## Recorded data
====================
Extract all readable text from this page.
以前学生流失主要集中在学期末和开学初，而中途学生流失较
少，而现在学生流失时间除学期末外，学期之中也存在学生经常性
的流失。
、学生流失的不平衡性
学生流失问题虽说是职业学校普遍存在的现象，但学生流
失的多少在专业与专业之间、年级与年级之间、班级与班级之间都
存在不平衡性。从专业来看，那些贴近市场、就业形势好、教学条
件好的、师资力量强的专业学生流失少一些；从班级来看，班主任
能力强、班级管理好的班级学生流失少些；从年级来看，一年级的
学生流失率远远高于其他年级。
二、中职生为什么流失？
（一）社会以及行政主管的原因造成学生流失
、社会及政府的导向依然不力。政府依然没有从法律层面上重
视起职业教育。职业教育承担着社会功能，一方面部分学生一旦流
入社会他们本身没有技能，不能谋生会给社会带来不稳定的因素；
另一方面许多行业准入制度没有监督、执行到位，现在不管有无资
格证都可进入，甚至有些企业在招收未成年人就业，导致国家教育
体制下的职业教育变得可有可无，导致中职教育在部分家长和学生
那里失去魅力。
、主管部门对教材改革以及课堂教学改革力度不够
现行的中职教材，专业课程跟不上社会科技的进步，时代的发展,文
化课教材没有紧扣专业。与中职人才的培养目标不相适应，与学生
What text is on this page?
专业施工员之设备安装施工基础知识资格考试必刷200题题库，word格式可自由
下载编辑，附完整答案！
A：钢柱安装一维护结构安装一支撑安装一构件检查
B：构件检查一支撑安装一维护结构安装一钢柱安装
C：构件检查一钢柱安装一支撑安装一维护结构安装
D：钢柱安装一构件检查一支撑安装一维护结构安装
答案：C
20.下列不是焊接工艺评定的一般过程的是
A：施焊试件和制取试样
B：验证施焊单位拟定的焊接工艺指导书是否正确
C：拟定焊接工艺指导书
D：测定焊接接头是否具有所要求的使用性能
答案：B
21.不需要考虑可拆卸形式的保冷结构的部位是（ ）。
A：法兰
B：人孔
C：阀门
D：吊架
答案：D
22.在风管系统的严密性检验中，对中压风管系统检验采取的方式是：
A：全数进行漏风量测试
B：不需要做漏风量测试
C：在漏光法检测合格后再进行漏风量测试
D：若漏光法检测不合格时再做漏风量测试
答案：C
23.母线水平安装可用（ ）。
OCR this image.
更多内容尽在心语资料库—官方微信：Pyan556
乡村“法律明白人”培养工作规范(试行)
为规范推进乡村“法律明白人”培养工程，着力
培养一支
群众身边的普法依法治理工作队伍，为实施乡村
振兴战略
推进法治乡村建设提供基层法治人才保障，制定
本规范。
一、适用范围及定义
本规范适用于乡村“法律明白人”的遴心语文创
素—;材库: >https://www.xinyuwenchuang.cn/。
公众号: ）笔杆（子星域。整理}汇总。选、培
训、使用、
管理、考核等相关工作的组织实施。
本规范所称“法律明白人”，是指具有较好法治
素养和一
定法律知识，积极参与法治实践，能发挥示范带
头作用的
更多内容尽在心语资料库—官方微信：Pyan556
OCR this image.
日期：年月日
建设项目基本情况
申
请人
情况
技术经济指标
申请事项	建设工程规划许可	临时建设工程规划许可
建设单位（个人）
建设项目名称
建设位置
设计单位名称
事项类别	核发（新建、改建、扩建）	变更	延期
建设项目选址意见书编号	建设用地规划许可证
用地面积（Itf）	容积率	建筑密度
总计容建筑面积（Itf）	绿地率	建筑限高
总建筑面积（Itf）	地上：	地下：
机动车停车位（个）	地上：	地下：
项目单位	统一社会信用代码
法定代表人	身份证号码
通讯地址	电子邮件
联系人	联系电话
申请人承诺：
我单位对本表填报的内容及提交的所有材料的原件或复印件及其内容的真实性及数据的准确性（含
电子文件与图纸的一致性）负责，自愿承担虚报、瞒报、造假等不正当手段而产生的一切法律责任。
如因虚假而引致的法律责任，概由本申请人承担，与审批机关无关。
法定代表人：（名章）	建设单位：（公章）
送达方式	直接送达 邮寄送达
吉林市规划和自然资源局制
====================
## Aim of the exercise
Transcribe the whole listing exactly.

## Task output
Extract all readable text from this page.
以前学生流失主要集中在学期末和开学初，而中途学生流失较
少，而现在学生流失时间除学期末外，学期之中也存在学生经常性
的流失。
、学生流失的不平衡性
学生流失问题虽说是职业学校普遍存在的现象，但学生流
失的多少在专业与专业之间、年级与年级之间、班级与班级之间都
存在不平衡性。从专业来看，那些贴近市场、就业形势好、教学条
件好的、师资力量强的专业学生流失少一些；从班级来看，班主任
能力强、班级管理好的班级学生流失少些；从年级来看，一年级的
学生流失率远远高于其他年级。
二、中职生为什么流失？
（一）社会以及行政主管的原因造成学生流失
、社会及政府的导向依然不力。政府依然没有从法律层面上重
视起职业教育。职业教育承担着社会功能，一方面部分学生一旦流
入社会他们本身没有技能，不能谋生会给社会带来不稳定的因素；
另一方面许多行业准入制度没有监督、执行到位，现在不管有无资
格证都可进入，甚至有些企业在招收未成年人就业，导致国家教育
体制下的职业教育变得可有可无，导致中职教育在部分家长和学生
那里失去魅力。
、主管部门对教材改革以及课堂教学改革力度不够
现行的中职教材，专业课程跟不上社会科技的进步，时代的发展,文
化课教材没有紧扣专业。与中职人才的培养目标不相适应，与学生
What text is on this page?
专业施工员之设备安装施工基础知识资格考试必刷200题题库，word格式可自由
下载编辑，附完整答案！
A：钢柱安装一维护结构安装一支撑安装一构件检查
B：构件检查一支撑安装一维护结构安装一钢柱安装
C：构件检查一钢柱安装一支撑安装一维护结构安装
D：钢柱安装一构件检查一支撑安装一维护结构安装
答案：C
20.下列不是焊接工艺评定的一般过程的是
A：施焊试件和制取试样
B：验证施焊单位拟定的焊接工艺指导书是否正确
C：拟定焊接工艺指导书
D：测定焊接接头是否具有所要求的使用性能
答案：B
21.不需要考虑可拆卸形式的保冷结构的部位是（ ）。
A：法兰
B：人孔
C：阀门
D：吊架
答案：D
22.在风管系统的严密性检验中，对中压风管系统检验采取的方式是：
A：全数进行漏风量测试
B：不需要做漏风量测试
C：在漏光法检测合格后再进行漏风量测试
D：若漏光法检测不合格时再做漏风量测试
答案：C
23.母线水平安装可用（ ）。
OCR this image.
更多内容尽在心语资料库—官方微信：Pyan556
乡村“法律明白人”培养工作规范(试行)
为规范推进乡村“法律明白人”培养工程，着力
培养一支
群众身边的普法依法治理工作队伍，为实施乡村
振兴战略
推进法治乡村建设提供基层法治人才保障，制定
本规范。
一、适用范围及定义
本规范适用于乡村“法律明白人”的遴心语文创
素—;材库: >https://www.xinyuwenchuang.cn/。
公众号: ）笔杆（子星域。整理}汇总。选、培
训、使用、
管理、考核等相关工作的组织实施。
本规范所称“法律明白人”，是指具有较好法治
素养和一
定法律知识，积极参与法治实践，能发挥示范带
头作用的
更多内容尽在心语资料库—官方微信：Pyan556
OCR this image.
日期：年月日
建设项目基本情况
申
请人
情况
技术经济指标
申请事项	建设工程规划许可	临时建设工程规划许可
建设单位（个人）
建设项目名称
建设位置
设计单位名称
事项类别	核发（新建、改建、扩建）	变更	延期
建设项目选址意见书编号	建设用地规划许可证
用地面积（Itf）	容积率	建筑密度
总计容建筑面积（Itf）	绿地率	建筑限高
总建筑面积（Itf）	地上：	地下：
机动车停车位（个）	地上：	地下：
项目单位	统一社会信用代码
法定代表人	身份证号码
通讯地址	电子邮件
联系人	联系电话
申请人承诺：
我单位对本表填报的内容及提交的所有材料的原件或复印件及其内容的真实性及数据的准确性（含
电子文件与图纸的一致性）负责，自愿承担虚报、瞒报、造假等不正当手段而产生的一切法律责任。
如因虚假而引致的法律责任，概由本申请人承担，与审批机关无关。
法定代表人：（名章）	建设单位：（公章）
送达方式	直接送达 邮寄送达
吉林市规划和自然资源局制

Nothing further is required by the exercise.